Lines containing the string "many" are to be counted; report the number and nothing more.

——————

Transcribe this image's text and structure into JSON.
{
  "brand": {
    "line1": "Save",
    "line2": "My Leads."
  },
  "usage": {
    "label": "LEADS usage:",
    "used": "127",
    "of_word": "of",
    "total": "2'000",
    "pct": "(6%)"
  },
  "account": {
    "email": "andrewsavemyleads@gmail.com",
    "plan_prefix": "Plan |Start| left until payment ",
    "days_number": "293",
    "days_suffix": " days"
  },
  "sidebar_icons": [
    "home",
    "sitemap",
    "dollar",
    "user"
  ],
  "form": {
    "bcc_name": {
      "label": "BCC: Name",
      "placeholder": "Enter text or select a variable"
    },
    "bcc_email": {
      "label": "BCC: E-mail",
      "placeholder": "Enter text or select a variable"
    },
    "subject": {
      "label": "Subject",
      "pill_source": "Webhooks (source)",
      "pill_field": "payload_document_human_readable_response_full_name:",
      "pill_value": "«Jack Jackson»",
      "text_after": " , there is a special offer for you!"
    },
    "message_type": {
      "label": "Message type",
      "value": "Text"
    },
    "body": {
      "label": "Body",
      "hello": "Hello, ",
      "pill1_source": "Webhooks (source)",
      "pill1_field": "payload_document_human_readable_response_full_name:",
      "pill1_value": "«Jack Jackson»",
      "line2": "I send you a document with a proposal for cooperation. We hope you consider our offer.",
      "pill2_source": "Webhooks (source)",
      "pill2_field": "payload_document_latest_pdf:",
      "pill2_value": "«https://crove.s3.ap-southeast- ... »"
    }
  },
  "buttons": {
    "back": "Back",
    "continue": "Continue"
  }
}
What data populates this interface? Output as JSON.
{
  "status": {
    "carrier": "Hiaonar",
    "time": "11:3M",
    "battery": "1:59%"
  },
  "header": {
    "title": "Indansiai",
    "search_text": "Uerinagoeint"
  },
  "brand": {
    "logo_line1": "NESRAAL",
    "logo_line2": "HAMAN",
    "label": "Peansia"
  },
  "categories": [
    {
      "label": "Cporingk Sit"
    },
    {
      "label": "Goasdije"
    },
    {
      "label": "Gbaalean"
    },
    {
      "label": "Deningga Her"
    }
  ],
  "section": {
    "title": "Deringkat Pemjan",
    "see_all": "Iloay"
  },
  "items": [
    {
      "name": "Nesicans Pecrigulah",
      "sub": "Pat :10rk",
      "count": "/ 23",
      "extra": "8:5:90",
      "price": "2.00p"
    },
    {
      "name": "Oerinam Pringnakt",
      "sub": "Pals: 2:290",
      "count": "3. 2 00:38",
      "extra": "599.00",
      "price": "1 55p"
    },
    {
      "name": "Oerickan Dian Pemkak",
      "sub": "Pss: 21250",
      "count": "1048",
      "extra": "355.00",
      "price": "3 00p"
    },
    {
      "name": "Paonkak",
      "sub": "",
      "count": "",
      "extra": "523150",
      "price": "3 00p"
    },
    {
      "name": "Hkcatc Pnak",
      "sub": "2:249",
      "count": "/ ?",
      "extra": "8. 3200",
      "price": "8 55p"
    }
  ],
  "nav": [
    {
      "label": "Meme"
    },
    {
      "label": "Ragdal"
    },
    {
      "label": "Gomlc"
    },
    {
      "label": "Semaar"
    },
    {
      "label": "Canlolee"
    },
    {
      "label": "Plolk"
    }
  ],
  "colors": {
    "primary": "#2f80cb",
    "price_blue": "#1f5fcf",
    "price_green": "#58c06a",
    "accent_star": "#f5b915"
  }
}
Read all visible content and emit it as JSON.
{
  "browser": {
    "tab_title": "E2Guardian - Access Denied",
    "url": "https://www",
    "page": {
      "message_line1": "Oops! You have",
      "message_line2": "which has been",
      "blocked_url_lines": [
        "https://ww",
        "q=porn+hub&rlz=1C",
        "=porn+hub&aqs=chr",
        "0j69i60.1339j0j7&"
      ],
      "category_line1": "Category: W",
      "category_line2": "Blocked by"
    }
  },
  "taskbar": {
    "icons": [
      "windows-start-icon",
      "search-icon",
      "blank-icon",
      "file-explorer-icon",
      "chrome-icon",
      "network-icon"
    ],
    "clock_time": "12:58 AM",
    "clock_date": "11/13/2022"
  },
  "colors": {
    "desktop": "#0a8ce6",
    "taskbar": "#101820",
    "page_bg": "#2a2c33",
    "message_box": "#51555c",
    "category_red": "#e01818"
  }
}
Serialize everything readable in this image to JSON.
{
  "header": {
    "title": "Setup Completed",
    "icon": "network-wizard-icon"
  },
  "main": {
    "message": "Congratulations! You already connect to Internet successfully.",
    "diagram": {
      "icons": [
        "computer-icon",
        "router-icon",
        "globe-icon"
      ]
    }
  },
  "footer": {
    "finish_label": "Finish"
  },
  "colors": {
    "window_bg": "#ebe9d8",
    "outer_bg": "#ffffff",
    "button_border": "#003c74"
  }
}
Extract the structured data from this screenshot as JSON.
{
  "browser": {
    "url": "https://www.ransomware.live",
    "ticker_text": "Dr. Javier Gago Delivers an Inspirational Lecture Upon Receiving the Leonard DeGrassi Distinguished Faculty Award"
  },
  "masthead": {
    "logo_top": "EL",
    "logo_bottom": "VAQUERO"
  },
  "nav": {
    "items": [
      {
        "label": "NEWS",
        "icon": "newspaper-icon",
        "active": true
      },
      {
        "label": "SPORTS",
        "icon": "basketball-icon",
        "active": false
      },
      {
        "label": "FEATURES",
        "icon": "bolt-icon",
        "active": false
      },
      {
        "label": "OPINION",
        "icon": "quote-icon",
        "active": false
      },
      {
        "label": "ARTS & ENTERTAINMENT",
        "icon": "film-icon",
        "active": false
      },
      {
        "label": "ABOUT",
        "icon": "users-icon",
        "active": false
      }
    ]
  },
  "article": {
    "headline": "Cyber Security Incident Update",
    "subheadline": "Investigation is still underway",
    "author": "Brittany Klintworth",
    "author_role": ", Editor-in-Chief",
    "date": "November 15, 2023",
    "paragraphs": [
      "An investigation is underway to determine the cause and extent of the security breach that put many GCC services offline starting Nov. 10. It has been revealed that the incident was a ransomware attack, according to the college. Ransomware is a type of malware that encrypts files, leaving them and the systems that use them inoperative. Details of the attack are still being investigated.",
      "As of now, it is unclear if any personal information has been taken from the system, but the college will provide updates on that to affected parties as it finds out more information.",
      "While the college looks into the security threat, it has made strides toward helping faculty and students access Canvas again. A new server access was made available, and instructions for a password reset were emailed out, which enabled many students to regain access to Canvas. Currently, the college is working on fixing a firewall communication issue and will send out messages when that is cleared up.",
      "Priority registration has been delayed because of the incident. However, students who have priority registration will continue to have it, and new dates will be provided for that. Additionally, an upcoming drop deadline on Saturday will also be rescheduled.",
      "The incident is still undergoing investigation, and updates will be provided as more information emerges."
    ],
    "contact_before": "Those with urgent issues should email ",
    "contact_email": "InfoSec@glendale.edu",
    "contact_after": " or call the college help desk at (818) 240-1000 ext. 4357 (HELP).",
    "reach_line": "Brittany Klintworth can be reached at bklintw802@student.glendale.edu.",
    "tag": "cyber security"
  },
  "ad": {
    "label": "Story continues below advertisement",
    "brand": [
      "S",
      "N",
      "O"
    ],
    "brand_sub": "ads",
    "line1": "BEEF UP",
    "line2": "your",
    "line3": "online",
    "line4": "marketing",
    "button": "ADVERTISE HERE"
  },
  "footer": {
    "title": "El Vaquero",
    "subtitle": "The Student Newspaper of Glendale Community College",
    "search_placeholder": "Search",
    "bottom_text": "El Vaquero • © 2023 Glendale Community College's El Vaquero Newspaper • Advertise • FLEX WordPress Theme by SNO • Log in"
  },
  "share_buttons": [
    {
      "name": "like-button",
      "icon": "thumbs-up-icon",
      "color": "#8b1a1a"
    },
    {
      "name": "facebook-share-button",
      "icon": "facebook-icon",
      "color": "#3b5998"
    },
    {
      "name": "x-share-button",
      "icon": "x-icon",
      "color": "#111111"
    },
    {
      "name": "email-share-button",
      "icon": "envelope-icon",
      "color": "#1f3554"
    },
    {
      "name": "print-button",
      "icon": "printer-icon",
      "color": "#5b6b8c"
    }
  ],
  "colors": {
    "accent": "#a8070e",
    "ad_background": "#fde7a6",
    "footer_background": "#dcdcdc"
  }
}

——————

◆ **COMPLETE ANSWER**: 2